--- Provided data ---

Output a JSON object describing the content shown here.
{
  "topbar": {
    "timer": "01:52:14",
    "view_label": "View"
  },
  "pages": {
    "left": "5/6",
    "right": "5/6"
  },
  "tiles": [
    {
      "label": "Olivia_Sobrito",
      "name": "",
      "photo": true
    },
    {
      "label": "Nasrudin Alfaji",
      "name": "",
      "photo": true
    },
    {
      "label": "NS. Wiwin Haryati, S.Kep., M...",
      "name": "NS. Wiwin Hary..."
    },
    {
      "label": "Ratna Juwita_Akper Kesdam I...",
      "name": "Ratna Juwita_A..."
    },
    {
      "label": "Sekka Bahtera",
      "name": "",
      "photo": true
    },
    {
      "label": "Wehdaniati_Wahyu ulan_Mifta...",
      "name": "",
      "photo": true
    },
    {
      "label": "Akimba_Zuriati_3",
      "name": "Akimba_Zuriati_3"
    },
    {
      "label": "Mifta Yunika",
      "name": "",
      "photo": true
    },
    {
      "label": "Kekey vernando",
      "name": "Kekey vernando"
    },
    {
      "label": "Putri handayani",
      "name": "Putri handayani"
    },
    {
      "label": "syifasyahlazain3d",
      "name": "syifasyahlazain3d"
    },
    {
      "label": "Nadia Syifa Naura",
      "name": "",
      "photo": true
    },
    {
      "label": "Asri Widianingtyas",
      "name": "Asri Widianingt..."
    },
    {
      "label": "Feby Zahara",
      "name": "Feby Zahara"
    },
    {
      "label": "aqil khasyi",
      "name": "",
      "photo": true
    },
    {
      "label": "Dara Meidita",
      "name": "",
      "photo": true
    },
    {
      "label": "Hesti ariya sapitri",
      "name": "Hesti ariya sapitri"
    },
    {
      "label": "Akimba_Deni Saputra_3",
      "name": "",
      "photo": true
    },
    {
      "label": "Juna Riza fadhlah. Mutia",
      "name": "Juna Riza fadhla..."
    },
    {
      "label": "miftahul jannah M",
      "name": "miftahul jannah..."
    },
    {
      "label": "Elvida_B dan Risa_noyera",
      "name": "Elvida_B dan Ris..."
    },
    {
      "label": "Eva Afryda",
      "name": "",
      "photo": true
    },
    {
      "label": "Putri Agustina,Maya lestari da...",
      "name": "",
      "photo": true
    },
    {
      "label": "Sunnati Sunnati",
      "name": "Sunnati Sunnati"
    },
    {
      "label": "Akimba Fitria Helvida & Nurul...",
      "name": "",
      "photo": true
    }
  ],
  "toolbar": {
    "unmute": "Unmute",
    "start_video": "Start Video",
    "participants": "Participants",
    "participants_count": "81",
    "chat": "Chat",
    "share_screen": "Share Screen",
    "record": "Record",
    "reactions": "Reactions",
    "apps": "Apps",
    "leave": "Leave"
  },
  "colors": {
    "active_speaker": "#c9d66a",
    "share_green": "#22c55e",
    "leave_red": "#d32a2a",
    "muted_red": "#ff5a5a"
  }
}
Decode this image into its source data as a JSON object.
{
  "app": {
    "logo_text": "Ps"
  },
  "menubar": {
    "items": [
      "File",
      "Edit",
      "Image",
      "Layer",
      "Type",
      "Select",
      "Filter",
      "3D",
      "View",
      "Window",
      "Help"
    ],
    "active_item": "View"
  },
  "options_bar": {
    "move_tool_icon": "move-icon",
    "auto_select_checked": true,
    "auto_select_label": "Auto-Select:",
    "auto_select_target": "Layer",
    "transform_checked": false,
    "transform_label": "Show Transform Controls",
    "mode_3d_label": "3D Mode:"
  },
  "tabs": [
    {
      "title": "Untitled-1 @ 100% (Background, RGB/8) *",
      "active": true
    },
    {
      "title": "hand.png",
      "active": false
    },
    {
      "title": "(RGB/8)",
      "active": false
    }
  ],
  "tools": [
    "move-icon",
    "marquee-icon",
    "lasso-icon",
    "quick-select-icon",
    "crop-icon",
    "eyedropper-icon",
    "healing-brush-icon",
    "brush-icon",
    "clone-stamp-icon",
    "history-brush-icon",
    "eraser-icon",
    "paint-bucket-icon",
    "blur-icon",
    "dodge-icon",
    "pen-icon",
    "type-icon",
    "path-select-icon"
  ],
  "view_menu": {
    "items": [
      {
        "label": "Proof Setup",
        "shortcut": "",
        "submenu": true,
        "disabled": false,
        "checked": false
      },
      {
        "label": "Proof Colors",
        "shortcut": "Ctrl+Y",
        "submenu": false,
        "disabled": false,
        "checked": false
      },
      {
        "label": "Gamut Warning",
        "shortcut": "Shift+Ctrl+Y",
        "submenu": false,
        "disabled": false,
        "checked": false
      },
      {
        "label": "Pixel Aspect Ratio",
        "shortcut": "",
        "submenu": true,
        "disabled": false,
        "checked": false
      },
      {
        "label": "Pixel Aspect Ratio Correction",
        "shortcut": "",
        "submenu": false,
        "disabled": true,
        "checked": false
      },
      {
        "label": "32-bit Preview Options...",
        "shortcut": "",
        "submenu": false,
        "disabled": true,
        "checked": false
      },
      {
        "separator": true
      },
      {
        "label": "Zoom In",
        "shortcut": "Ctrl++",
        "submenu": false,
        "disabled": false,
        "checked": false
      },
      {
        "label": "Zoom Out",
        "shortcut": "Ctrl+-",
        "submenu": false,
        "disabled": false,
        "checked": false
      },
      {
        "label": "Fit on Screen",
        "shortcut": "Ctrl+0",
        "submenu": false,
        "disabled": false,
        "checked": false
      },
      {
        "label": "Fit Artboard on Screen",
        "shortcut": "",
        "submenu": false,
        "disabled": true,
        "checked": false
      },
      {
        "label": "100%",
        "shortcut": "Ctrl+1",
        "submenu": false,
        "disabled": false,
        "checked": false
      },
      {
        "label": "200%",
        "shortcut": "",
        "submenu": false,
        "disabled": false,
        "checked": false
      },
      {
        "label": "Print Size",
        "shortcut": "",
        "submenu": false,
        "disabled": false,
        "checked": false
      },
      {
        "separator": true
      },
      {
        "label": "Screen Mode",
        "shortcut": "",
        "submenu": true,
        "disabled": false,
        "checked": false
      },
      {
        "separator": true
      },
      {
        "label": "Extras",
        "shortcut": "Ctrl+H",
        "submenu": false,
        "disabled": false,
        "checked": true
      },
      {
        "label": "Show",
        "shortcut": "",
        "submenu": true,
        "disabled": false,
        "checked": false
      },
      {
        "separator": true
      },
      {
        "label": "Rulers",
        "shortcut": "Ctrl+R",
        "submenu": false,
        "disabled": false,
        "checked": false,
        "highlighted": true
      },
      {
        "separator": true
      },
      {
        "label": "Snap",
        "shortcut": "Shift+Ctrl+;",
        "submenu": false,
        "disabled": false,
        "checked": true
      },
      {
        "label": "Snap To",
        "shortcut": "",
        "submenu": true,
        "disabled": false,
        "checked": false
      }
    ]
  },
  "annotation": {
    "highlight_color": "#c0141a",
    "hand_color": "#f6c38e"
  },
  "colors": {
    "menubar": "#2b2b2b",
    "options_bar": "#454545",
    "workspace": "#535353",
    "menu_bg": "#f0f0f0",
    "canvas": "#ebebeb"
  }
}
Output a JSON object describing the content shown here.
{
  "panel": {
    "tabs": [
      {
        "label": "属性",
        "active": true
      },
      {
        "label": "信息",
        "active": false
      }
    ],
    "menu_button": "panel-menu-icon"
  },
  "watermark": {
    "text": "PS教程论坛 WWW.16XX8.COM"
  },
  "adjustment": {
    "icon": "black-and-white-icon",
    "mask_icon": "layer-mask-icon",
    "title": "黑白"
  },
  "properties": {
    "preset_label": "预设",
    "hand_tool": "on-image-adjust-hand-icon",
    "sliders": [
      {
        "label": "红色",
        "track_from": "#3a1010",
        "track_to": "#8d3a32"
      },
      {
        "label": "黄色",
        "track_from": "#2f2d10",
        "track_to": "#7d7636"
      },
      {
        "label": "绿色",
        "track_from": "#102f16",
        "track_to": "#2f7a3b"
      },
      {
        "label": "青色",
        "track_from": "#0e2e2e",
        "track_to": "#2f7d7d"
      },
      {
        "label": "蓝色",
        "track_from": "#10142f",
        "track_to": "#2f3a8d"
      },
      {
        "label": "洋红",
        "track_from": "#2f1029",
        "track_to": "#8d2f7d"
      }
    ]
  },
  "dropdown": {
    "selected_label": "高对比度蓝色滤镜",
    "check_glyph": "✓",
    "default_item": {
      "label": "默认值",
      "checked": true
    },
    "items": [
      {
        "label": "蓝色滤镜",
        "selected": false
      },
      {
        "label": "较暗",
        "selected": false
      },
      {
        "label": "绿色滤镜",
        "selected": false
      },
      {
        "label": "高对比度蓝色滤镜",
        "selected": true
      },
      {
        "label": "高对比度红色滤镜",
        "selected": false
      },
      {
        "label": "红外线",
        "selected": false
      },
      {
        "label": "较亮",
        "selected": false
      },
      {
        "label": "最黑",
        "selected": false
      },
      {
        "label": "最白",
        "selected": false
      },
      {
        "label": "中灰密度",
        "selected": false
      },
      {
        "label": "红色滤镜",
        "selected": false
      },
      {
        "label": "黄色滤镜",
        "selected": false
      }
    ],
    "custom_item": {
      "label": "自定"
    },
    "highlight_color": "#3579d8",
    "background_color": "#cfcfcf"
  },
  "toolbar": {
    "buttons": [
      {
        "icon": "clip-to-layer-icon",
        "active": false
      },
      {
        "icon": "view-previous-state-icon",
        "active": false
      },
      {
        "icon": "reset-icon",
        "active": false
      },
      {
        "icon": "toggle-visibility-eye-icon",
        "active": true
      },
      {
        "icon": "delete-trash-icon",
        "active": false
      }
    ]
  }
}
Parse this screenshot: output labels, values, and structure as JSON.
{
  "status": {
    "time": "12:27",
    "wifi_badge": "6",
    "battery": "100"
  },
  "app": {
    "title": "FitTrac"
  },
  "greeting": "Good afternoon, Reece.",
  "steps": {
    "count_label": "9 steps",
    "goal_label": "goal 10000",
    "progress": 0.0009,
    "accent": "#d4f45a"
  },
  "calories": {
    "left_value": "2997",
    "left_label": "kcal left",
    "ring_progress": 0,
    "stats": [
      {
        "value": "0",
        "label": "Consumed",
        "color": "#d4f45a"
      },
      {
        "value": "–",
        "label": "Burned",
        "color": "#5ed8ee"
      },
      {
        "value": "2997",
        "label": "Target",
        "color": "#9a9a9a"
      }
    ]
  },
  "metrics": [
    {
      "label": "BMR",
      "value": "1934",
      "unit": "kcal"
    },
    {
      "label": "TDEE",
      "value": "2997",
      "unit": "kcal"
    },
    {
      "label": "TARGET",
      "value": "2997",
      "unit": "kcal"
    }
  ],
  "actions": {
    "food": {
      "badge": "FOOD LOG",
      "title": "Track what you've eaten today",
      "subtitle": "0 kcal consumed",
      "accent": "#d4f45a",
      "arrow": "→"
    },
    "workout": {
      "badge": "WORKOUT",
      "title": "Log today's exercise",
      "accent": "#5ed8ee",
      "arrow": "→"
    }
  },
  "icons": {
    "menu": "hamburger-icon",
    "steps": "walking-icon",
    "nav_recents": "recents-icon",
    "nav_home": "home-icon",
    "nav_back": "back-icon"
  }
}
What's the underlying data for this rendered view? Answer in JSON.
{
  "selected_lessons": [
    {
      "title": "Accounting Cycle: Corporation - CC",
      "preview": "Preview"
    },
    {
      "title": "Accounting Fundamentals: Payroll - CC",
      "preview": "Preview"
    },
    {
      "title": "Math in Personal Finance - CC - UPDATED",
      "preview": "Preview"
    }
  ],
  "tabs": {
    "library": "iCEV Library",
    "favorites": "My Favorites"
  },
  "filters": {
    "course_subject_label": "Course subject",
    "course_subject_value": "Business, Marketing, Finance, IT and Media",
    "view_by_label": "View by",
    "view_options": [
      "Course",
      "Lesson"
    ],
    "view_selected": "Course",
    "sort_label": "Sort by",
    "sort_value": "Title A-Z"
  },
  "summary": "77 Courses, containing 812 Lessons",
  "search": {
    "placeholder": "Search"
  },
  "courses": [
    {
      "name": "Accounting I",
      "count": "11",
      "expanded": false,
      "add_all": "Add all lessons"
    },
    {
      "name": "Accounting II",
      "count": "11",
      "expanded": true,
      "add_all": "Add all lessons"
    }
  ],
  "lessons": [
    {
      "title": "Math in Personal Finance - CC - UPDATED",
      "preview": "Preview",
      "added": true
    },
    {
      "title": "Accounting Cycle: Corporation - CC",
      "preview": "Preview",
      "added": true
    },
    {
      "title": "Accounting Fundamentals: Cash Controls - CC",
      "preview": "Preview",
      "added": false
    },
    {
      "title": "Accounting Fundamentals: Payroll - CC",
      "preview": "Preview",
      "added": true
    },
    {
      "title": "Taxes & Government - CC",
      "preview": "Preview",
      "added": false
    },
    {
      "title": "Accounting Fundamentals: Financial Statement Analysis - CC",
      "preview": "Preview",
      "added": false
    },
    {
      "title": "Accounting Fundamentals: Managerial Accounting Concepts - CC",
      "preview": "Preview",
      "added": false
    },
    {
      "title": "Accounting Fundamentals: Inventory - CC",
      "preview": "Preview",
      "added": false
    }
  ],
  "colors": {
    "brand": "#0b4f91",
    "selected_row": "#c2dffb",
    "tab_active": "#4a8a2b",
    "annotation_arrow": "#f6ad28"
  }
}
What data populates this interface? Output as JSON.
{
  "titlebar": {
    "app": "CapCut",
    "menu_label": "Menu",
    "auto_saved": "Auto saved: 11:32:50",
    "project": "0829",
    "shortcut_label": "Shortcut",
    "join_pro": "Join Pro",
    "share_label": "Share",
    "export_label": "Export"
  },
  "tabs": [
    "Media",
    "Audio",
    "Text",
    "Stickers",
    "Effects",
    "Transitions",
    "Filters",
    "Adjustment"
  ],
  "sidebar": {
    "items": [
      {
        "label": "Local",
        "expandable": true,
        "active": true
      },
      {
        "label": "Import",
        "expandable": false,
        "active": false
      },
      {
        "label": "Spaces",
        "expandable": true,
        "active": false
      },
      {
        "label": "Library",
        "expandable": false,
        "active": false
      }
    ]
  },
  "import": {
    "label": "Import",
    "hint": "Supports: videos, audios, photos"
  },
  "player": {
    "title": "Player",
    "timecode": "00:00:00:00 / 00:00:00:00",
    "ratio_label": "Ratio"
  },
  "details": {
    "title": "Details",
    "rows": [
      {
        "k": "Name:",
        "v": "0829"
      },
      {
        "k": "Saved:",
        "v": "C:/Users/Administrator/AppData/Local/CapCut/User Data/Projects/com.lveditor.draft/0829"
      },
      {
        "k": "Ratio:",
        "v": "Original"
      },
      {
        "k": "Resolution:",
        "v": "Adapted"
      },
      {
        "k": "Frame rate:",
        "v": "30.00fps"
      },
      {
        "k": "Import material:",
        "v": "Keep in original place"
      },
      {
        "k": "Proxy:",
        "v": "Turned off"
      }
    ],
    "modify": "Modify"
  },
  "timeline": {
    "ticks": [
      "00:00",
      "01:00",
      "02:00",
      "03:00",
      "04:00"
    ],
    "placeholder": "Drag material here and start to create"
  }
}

---

Scan the entries above. Copy each line that has the string "jannah".

◆ Task result:
      "label": "miftahul jannah M",
      "name": "miftahul jannah..."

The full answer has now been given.